- _Do this_
Print the whole listing exactly.

(Extracted records)

══════

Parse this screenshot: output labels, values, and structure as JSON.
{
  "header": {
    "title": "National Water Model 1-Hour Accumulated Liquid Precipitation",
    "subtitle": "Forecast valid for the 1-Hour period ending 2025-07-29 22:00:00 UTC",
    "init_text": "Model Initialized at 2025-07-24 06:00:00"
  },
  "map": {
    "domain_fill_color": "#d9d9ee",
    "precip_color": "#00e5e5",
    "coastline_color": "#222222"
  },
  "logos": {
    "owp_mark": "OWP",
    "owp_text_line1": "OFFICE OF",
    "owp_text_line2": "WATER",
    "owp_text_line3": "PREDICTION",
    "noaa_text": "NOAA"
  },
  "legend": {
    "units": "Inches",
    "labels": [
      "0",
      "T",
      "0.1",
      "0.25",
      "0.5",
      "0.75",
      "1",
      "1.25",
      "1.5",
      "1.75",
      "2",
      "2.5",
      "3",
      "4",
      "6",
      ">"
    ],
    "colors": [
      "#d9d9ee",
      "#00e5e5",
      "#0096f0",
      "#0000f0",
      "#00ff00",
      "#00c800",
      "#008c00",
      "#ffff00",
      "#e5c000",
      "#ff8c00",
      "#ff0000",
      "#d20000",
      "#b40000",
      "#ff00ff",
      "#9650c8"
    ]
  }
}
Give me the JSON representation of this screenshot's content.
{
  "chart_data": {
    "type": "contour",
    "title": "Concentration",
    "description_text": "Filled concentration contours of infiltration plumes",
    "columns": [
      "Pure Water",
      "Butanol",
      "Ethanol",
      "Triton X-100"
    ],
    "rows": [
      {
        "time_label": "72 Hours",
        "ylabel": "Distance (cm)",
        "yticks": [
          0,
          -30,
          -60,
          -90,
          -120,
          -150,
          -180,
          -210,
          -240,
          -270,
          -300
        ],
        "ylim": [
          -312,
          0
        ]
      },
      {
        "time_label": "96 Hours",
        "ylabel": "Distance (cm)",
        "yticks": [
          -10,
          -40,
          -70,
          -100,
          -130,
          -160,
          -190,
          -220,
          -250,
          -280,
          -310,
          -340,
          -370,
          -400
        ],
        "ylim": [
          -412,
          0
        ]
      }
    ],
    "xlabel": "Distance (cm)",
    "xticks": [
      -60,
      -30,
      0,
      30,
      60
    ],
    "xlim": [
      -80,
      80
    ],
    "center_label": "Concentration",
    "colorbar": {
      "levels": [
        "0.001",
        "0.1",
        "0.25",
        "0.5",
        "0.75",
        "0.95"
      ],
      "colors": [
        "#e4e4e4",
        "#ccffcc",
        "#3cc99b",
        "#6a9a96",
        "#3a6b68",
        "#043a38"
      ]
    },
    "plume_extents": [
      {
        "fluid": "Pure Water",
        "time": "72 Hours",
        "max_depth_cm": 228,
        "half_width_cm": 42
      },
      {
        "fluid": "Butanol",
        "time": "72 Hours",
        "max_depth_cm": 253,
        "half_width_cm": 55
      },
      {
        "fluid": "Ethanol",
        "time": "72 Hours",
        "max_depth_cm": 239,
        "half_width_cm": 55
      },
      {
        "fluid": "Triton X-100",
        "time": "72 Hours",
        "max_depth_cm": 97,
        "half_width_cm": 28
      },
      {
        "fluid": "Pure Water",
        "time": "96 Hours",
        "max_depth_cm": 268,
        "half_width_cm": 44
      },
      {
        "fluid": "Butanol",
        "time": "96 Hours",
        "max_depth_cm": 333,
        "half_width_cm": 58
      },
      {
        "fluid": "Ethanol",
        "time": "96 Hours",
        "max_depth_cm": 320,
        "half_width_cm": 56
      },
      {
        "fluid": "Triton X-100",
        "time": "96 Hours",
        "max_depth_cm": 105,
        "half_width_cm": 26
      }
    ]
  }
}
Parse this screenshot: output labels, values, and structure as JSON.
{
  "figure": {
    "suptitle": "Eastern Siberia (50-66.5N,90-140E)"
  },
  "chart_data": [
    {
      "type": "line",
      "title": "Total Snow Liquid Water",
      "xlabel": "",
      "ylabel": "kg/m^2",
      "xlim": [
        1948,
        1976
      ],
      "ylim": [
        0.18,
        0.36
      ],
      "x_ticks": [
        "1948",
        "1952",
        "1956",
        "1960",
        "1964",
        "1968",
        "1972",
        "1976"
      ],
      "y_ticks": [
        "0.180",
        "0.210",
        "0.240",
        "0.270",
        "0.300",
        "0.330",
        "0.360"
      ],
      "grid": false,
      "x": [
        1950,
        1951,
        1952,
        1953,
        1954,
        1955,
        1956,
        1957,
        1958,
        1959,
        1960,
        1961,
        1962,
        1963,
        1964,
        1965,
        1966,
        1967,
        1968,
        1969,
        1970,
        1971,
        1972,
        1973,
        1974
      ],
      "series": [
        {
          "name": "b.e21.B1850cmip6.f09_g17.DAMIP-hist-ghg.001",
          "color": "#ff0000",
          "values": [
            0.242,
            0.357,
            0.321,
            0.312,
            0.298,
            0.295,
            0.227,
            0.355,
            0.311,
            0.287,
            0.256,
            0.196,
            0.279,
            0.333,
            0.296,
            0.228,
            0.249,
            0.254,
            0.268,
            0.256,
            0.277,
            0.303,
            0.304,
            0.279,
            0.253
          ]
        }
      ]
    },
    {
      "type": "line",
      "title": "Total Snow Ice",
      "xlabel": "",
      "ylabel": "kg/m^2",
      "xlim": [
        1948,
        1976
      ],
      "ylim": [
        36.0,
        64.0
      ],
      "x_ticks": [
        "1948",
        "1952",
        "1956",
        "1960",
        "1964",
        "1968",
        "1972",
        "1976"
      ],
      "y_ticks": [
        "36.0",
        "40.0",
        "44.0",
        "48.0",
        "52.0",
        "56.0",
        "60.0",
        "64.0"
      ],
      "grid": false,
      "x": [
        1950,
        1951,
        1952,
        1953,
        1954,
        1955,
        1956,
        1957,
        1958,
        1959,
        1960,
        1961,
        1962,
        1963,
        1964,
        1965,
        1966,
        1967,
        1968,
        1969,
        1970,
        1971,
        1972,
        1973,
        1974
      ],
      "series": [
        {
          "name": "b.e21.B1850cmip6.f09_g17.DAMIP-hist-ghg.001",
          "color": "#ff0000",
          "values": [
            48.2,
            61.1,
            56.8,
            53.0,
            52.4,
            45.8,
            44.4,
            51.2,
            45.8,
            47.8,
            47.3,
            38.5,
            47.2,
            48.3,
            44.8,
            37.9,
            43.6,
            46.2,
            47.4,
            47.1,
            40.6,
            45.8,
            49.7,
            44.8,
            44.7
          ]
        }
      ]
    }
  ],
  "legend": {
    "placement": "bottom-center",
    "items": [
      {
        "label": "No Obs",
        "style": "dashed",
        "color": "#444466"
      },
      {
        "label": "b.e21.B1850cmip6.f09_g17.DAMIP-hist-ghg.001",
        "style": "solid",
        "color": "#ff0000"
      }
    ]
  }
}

══════

- _Output below_
Parse this screenshot: output labels, values, and structure as JSON.
{
  "header": {
    "title": "National Water Model 1-Hour Accumulated Liquid Precipitation",
    "subtitle": "Forecast valid for the 1-Hour period ending 2025-07-29 22:00:00 UTC",
    "init_text": "Model Initialized at 2025-07-24 06:00:00"
  },
  "map": {
    "domain_fill_color": "#d9d9ee",
    "precip_color": "#00e5e5",
    "coastline_color": "#222222"
  },
  "logos": {
    "owp_mark": "OWP",
    "owp_text_line1": "OFFICE OF",
    "owp_text_line2": "WATER",
    "owp_text_line3": "PREDICTION",
    "noaa_text": "NOAA"
  },
  "legend": {
    "units": "Inches",
    "labels": [
      "0",
      "T",
      "0.1",
      "0.25",
      "0.5",
      "0.75",
      "1",
      "1.25",
      "1.5",
      "1.75",
      "2",
      "2.5",
      "3",
      "4",
      "6",
      ">"
    ],
    "colors": [
      "#d9d9ee",
      "#00e5e5",
      "#0096f0",
      "#0000f0",
      "#00ff00",
      "#00c800",
      "#008c00",
      "#ffff00",
      "#e5c000",
      "#ff8c00",
      "#ff0000",
      "#d20000",
      "#b40000",
      "#ff00ff",
      "#9650c8"
    ]
  }
}
Give me the JSON representation of this screenshot's content.
{
  "chart_data": {
    "type": "contour",
    "title": "Concentration",
    "description_text": "Filled concentration contours of infiltration plumes",
    "columns": [
      "Pure Water",
      "Butanol",
      "Ethanol",
      "Triton X-100"
    ],
    "rows": [
      {
        "time_label": "72 Hours",
        "ylabel": "Distance (cm)",
        "yticks": [
          0,
          -30,
          -60,
          -90,
          -120,
          -150,
          -180,
          -210,
          -240,
          -270,
          -300
        ],
        "ylim": [
          -312,
          0
        ]
      },
      {
        "time_label": "96 Hours",
        "ylabel": "Distance (cm)",
        "yticks": [
          -10,
          -40,
          -70,
          -100,
          -130,
          -160,
          -190,
          -220,
          -250,
          -280,
          -310,
          -340,
          -370,
          -400
        ],
        "ylim": [
          -412,
          0
        ]
      }
    ],
    "xlabel": "Distance (cm)",
    "xticks": [
      -60,
      -30,
      0,
      30,
      60
    ],
    "xlim": [
      -80,
      80
    ],
    "center_label": "Concentration",
    "colorbar": {
      "levels": [
        "0.001",
        "0.1",
        "0.25",
        "0.5",
        "0.75",
        "0.95"
      ],
      "colors": [
        "#e4e4e4",
        "#ccffcc",
        "#3cc99b",
        "#6a9a96",
        "#3a6b68",
        "#043a38"
      ]
    },
    "plume_extents": [
      {
        "fluid": "Pure Water",
        "time": "72 Hours",
        "max_depth_cm": 228,
        "half_width_cm": 42
      },
      {
        "fluid": "Butanol",
        "time": "72 Hours",
        "max_depth_cm": 253,
        "half_width_cm": 55
      },
      {
        "fluid": "Ethanol",
        "time": "72 Hours",
        "max_depth_cm": 239,
        "half_width_cm": 55
      },
      {
        "fluid": "Triton X-100",
        "time": "72 Hours",
        "max_depth_cm": 97,
        "half_width_cm": 28
      },
      {
        "fluid": "Pure Water",
        "time": "96 Hours",
        "max_depth_cm": 268,
        "half_width_cm": 44
      },
      {
        "fluid": "Butanol",
        "time": "96 Hours",
        "max_depth_cm": 333,
        "half_width_cm": 58
      },
      {
        "fluid": "Ethanol",
        "time": "96 Hours",
        "max_depth_cm": 320,
        "half_width_cm": 56
      },
      {
        "fluid": "Triton X-100",
        "time": "96 Hours",
        "max_depth_cm": 105,
        "half_width_cm": 26
      }
    ]
  }
}
Parse this screenshot: output labels, values, and structure as JSON.
{
  "figure": {
    "suptitle": "Eastern Siberia (50-66.5N,90-140E)"
  },
  "chart_data": [
    {
      "type": "line",
      "title": "Total Snow Liquid Water",
      "xlabel": "",
      "ylabel": "kg/m^2",
      "xlim": [
        1948,
        1976
      ],
      "ylim": [
        0.18,
        0.36
      ],
      "x_ticks": [
        "1948",
        "1952",
        "1956",
        "1960",
        "1964",
        "1968",
        "1972",
        "1976"
      ],
      "y_ticks": [
        "0.180",
        "0.210",
        "0.240",
        "0.270",
        "0.300",
        "0.330",
        "0.360"
      ],
      "grid": false,
      "x": [
        1950,
        1951,
        1952,
        1953,
        1954,
        1955,
        1956,
        1957,
        1958,
        1959,
        1960,
        1961,
        1962,
        1963,
        1964,
        1965,
        1966,
        1967,
        1968,
        1969,
        1970,
        1971,
        1972,
        1973,
        1974
      ],
      "series": [
        {
          "name": "b.e21.B1850cmip6.f09_g17.DAMIP-hist-ghg.001",
          "color": "#ff0000",
          "values": [
            0.242,
            0.357,
            0.321,
            0.312,
            0.298,
            0.295,
            0.227,
            0.355,
            0.311,
            0.287,
            0.256,
            0.196,
            0.279,
            0.333,
            0.296,
            0.228,
            0.249,
            0.254,
            0.268,
            0.256,
            0.277,
            0.303,
            0.304,
            0.279,
            0.253
          ]
        }
      ]
    },
    {
      "type": "line",
      "title": "Total Snow Ice",
      "xlabel": "",
      "ylabel": "kg/m^2",
      "xlim": [
        1948,
        1976
      ],
      "ylim": [
        36.0,
        64.0
      ],
      "x_ticks": [
        "1948",
        "1952",
        "1956",
        "1960",
        "1964",
        "1968",
        "1972",
        "1976"
      ],
      "y_ticks": [
        "36.0",
        "40.0",
        "44.0",
        "48.0",
        "52.0",
        "56.0",
        "60.0",
        "64.0"
      ],
      "grid": false,
      "x": [
        1950,
        1951,
        1952,
        1953,
        1954,
        1955,
        1956,
        1957,
        1958,
        1959,
        1960,
        1961,
        1962,
        1963,
        1964,
        1965,
        1966,
        1967,
        1968,
        1969,
        1970,
        1971,
        1972,
        1973,
        1974
      ],
      "series": [
        {
          "name": "b.e21.B1850cmip6.f09_g17.DAMIP-hist-ghg.001",
          "color": "#ff0000",
          "values": [
            48.2,
            61.1,
            56.8,
            53.0,
            52.4,
            45.8,
            44.4,
            51.2,
            45.8,
            47.8,
            47.3,
            38.5,
            47.2,
            48.3,
            44.8,
            37.9,
            43.6,
            46.2,
            47.4,
            47.1,
            40.6,
            45.8,
            49.7,
            44.8,
            44.7
          ]
        }
      ]
    }
  ],
  "legend": {
    "placement": "bottom-center",
    "items": [
      {
        "label": "No Obs",
        "style": "dashed",
        "color": "#444466"
      },
      {
        "label": "b.e21.B1850cmip6.f09_g17.DAMIP-hist-ghg.001",
        "style": "solid",
        "color": "#ff0000"
      }
    ]
  }
}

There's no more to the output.